*** MATERIAL

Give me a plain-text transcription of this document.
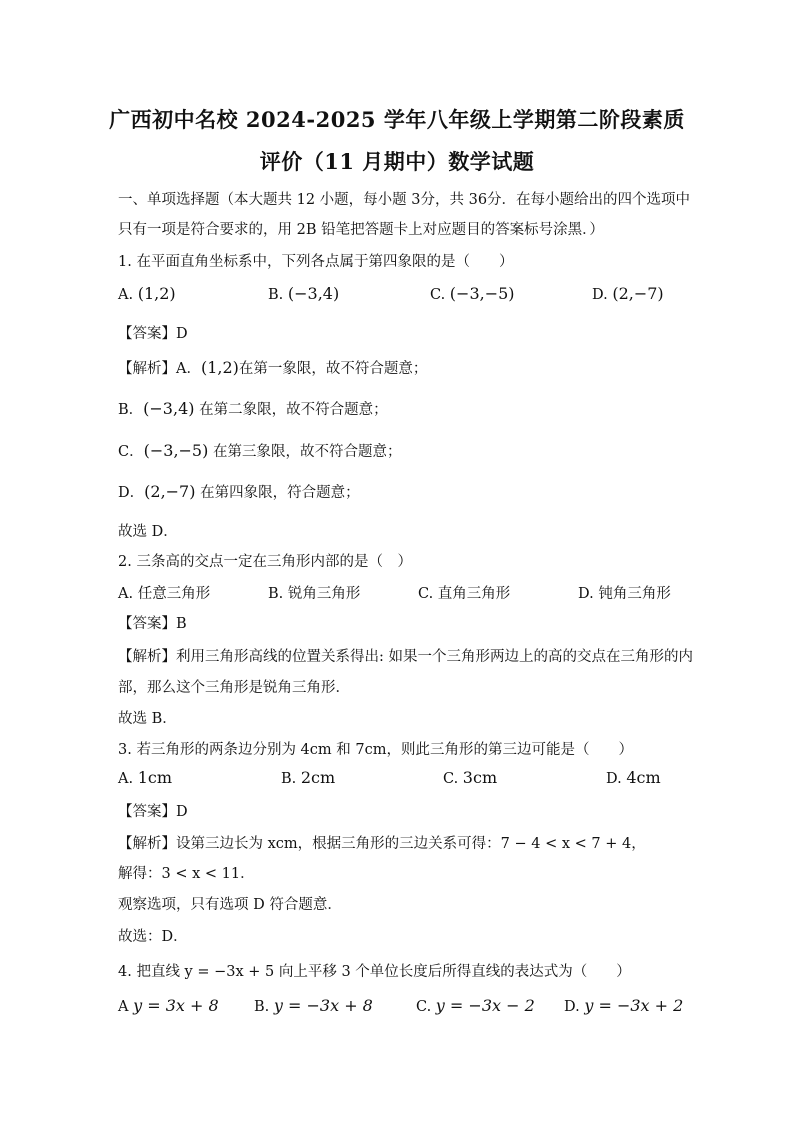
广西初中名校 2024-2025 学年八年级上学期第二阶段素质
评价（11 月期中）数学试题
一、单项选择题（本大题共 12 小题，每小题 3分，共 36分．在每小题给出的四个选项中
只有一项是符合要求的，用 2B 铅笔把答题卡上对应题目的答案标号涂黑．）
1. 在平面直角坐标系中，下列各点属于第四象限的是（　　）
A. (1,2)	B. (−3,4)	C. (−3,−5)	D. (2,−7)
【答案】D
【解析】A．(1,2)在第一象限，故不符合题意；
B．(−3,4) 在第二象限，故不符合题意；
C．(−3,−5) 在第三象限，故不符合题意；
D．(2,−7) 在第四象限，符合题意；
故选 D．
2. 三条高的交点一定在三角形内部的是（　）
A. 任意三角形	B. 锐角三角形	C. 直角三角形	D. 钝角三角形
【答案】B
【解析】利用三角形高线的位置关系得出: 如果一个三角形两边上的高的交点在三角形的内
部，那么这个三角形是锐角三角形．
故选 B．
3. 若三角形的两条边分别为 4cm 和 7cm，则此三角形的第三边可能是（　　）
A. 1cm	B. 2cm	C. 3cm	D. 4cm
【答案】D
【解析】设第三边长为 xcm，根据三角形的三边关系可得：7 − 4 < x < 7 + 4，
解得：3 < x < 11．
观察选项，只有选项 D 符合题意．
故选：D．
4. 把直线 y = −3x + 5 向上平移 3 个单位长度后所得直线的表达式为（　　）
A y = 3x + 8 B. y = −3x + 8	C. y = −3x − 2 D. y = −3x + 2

******
*** MATERIAL

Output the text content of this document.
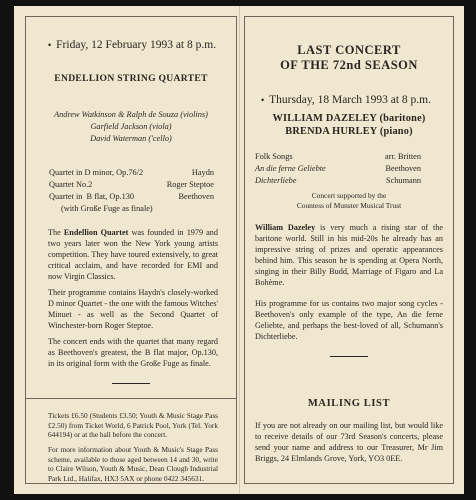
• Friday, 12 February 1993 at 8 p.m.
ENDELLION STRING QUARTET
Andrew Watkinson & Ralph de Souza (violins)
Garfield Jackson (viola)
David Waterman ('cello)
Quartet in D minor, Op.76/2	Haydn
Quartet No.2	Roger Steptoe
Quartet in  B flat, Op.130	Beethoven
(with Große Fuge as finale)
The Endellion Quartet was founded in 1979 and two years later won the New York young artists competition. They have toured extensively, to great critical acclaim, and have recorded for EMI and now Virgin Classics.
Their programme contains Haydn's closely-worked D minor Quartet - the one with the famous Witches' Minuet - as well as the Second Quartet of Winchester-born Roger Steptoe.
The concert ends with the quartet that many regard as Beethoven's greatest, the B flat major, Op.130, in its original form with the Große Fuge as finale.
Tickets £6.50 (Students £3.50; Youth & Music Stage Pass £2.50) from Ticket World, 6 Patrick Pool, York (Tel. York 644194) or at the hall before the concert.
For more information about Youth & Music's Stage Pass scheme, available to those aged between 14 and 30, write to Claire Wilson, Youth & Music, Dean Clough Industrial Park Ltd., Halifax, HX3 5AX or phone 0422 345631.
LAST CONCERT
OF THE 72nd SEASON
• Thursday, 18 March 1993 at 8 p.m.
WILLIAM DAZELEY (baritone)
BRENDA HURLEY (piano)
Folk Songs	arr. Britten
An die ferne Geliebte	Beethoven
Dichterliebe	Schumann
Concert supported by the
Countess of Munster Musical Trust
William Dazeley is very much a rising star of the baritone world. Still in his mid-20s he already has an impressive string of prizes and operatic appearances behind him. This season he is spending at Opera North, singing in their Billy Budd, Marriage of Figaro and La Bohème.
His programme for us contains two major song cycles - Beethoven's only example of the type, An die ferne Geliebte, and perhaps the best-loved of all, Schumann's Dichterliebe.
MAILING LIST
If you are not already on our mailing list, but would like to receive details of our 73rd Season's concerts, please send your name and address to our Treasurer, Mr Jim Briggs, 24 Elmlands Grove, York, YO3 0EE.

******
*** MATERIAL

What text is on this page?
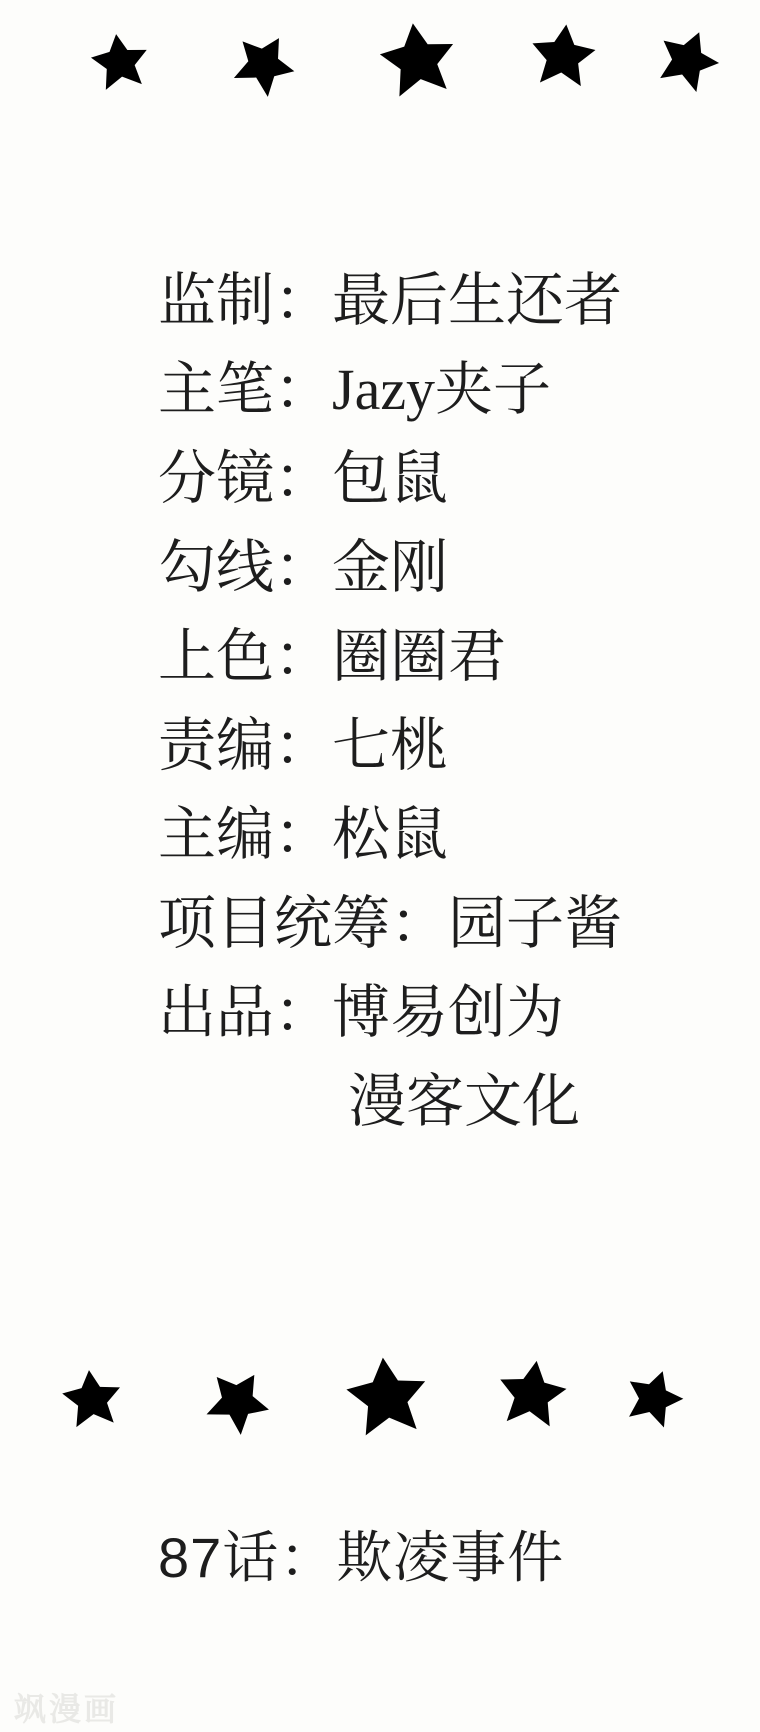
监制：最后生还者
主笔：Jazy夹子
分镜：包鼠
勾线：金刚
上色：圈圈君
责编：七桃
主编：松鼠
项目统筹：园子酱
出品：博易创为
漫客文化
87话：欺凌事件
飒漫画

******

> [THE EXERCISE]
Look over the listing. Pull out every line with the string "flat" in it.

> [REPLY]
Quartet in  B flat, Op.130	Beethoven
The concert ends with the quartet that many regard as Beethoven's greatest, the B flat major, Op.130, in its original form with the Große Fuge as finale.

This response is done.